Incluso cuando se emitieron, los billetes se negociaron a una cuarta parte de su valor nominal y más tarde bajaron a una cuadragésima parte de su valor. Muchos soldados recibieron su paga en estos billetes y, por desesperación, los vendieron a una décima parte de su valor. Los especuladores de Boston se hicieron con el ochenta por ciento de estos billetes, de los cuales el cuarenta por ciento eran propiedad de sólo 35 hombres. Cada uno de esos 35 hombres había servido en la casa del estado durante la década de 1780 o tenía un pariente cercano que lo había hecho.
Los legisladores elogiaron a los especuladores como «dignos patriotas» que habían acudido en ayuda del Estado en momentos de necesidad. Pero estos hombres no compraron los billetes directamente al gobierno, sino que los compraron a agricultores y soldados a precios muy depreciados, a los que ahora se les cobraba un impuesto para canjearlos por su valor total. Los especuladores, que en su mayoría se habían quedado en casa durante la guerra, se beneficiarían ahora a costa de los veteranos. . . .

# # # #

En el texto sobre los especuladores de Boston, ¿qué porcentaje de los billetes llegó a manos de esos especuladores?

# # # #

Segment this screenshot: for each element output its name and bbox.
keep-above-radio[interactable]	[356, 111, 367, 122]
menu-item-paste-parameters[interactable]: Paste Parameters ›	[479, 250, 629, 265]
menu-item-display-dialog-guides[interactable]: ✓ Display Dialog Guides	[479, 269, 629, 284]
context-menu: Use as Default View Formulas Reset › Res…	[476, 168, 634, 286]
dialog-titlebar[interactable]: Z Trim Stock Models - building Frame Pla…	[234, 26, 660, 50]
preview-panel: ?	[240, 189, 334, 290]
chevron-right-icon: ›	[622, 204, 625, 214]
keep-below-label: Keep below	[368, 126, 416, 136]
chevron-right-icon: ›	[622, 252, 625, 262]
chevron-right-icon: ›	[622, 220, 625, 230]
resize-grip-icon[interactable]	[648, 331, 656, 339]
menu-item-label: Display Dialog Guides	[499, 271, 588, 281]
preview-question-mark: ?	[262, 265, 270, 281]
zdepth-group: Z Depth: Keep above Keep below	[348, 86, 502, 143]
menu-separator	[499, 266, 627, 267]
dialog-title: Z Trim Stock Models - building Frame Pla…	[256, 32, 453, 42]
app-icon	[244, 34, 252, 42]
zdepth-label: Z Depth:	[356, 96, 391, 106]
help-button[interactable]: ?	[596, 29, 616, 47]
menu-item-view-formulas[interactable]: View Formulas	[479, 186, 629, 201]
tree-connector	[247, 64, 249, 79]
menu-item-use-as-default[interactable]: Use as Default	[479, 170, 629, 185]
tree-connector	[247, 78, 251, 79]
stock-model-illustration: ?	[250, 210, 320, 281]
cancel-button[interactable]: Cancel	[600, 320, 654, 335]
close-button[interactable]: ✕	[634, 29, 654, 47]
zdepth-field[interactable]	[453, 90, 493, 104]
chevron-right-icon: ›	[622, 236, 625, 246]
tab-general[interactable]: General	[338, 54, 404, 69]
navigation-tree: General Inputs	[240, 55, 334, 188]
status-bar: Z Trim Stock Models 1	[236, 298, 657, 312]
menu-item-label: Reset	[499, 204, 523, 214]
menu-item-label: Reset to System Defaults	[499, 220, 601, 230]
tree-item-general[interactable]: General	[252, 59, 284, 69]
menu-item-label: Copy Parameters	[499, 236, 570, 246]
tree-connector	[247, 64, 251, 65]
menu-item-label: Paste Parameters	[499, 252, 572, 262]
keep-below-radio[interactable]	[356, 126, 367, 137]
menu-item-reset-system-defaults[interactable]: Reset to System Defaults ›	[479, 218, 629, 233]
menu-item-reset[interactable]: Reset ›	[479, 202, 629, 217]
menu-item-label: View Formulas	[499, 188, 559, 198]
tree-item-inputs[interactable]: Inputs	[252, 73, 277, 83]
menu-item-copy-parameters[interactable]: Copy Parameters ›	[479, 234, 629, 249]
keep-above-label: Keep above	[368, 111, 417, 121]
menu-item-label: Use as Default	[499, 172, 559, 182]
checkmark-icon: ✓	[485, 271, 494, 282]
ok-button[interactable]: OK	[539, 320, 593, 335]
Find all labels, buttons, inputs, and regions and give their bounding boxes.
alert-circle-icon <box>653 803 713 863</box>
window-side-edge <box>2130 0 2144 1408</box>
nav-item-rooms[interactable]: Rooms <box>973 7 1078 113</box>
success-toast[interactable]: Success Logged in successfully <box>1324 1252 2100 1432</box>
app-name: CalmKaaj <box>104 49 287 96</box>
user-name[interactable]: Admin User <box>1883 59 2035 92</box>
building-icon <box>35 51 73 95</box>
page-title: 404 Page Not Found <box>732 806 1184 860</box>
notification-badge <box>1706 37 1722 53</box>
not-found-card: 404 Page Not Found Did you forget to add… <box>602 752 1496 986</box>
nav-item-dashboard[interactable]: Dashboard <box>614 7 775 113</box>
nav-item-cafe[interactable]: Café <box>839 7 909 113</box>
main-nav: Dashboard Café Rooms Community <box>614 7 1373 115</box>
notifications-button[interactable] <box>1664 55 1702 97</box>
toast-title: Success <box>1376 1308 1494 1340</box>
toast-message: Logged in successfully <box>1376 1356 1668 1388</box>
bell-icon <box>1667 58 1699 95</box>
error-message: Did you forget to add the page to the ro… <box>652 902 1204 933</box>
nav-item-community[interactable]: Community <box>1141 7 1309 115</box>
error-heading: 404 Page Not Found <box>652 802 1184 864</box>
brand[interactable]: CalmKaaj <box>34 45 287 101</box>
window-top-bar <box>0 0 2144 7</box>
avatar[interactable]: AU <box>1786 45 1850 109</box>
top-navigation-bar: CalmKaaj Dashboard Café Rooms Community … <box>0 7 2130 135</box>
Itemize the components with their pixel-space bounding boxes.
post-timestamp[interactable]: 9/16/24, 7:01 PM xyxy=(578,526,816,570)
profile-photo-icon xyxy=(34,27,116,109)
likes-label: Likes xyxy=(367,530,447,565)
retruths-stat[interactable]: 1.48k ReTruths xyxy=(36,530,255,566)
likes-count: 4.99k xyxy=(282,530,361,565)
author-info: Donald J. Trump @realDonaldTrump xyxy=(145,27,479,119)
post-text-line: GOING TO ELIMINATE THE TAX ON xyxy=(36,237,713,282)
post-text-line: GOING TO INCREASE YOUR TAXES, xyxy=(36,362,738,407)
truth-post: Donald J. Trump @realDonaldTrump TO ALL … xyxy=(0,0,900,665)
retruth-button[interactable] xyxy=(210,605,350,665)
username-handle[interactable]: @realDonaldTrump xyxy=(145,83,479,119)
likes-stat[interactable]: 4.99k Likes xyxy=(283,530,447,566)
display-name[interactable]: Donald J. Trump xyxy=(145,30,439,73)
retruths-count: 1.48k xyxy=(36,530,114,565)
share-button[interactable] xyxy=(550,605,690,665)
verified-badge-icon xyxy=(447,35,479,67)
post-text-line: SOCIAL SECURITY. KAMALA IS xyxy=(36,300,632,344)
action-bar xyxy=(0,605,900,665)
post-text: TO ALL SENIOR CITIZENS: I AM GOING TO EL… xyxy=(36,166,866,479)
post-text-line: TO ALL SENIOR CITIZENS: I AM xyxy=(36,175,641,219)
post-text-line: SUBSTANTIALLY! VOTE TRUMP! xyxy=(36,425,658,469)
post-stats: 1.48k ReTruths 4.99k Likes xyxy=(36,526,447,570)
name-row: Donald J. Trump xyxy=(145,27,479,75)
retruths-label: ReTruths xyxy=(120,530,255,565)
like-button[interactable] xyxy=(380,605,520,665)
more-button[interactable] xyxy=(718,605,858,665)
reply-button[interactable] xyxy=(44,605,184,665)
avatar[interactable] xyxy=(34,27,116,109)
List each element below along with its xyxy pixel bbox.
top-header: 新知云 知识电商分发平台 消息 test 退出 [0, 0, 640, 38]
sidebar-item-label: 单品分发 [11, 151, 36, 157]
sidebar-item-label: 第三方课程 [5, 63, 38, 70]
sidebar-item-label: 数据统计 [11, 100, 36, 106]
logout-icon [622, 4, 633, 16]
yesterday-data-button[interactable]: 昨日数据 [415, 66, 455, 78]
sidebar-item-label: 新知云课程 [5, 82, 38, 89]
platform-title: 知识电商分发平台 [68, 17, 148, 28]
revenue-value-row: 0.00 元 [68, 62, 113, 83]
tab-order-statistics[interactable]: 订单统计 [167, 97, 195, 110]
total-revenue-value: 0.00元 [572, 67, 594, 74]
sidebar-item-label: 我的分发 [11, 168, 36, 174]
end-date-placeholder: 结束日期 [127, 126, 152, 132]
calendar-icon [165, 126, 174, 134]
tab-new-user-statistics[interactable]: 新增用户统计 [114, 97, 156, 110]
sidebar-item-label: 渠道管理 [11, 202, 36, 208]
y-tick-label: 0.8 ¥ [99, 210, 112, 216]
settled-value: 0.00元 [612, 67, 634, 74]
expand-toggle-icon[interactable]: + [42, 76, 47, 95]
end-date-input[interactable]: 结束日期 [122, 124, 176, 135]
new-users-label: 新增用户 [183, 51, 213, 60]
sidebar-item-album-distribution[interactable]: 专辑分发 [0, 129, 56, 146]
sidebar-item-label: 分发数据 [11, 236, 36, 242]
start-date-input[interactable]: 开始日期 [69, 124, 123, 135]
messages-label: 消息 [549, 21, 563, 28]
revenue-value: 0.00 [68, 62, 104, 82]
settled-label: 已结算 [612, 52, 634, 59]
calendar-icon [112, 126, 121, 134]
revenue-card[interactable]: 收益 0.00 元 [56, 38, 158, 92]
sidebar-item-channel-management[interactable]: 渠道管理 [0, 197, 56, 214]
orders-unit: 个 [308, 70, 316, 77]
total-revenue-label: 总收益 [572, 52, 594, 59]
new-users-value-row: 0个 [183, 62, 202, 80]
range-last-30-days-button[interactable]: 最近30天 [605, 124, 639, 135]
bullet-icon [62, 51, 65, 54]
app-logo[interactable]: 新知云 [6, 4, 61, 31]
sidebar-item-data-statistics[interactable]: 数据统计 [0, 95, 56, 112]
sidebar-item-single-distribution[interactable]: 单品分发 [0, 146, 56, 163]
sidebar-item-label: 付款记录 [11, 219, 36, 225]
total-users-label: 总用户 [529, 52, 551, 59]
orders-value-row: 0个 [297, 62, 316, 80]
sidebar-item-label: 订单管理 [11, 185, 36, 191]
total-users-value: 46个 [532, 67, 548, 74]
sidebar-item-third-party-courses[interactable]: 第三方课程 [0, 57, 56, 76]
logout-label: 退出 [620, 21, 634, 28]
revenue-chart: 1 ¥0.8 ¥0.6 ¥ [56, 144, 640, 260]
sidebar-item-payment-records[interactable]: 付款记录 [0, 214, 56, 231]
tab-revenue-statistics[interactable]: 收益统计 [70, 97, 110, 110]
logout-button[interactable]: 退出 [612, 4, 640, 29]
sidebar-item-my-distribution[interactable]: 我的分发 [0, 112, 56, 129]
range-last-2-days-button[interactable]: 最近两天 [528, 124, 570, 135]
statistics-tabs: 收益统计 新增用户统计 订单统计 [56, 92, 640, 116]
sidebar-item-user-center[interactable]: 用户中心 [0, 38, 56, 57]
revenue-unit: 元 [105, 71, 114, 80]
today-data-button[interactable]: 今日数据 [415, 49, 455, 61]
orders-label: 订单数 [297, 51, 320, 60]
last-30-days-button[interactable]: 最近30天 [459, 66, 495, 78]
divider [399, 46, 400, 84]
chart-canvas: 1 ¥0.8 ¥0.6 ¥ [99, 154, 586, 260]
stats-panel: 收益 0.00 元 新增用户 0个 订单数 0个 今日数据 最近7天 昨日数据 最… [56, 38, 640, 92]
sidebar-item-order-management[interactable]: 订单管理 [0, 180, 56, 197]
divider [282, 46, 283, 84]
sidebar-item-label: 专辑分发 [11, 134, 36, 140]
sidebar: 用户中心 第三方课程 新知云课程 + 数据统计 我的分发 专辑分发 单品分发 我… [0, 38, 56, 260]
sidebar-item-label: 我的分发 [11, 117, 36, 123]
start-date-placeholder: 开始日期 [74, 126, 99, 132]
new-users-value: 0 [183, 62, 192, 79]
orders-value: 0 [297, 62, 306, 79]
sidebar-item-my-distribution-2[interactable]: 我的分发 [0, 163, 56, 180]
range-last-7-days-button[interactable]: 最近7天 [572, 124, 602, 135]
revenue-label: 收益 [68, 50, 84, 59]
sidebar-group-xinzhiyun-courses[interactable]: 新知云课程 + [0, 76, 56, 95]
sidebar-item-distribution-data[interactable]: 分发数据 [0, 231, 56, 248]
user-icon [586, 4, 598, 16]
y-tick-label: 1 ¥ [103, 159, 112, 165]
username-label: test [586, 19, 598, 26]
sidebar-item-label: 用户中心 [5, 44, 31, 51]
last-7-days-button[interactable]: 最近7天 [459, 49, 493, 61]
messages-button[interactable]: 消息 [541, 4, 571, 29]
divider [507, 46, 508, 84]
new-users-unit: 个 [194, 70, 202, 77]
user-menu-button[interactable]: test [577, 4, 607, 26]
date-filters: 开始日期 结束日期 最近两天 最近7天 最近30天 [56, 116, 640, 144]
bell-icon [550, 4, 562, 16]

# # # #

Respuesta al problema:
El ochenta por ciento.